DATA FOR THIS TASK:
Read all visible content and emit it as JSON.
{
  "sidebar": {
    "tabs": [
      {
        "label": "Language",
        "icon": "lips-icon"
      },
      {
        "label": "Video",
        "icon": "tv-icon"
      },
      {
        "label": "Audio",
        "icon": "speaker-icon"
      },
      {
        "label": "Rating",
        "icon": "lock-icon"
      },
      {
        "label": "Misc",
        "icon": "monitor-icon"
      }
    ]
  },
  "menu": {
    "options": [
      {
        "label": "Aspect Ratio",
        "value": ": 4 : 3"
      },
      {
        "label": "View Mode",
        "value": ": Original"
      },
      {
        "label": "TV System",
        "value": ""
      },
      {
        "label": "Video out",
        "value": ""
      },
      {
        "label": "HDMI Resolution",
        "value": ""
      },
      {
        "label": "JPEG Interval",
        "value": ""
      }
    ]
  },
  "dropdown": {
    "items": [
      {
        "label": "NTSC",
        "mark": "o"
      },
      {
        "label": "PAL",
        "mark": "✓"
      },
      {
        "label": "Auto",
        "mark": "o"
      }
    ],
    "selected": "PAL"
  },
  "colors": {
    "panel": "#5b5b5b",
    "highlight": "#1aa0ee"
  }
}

WHAT THE EXERCISE ASKS:
Print every record above exactly as written.

WRITTEN ANSWER:
Read all visible content and emit it as JSON.
{
  "sidebar": {
    "tabs": [
      {
        "label": "Language",
        "icon": "lips-icon"
      },
      {
        "label": "Video",
        "icon": "tv-icon"
      },
      {
        "label": "Audio",
        "icon": "speaker-icon"
      },
      {
        "label": "Rating",
        "icon": "lock-icon"
      },
      {
        "label": "Misc",
        "icon": "monitor-icon"
      }
    ]
  },
  "menu": {
    "options": [
      {
        "label": "Aspect Ratio",
        "value": ": 4 : 3"
      },
      {
        "label": "View Mode",
        "value": ": Original"
      },
      {
        "label": "TV System",
        "value": ""
      },
      {
        "label": "Video out",
        "value": ""
      },
      {
        "label": "HDMI Resolution",
        "value": ""
      },
      {
        "label": "JPEG Interval",
        "value": ""
      }
    ]
  },
  "dropdown": {
    "items": [
      {
        "label": "NTSC",
        "mark": "o"
      },
      {
        "label": "PAL",
        "mark": "✓"
      },
      {
        "label": "Auto",
        "mark": "o"
      }
    ],
    "selected": "PAL"
  },
  "colors": {
    "panel": "#5b5b5b",
    "highlight": "#1aa0ee"
  }
}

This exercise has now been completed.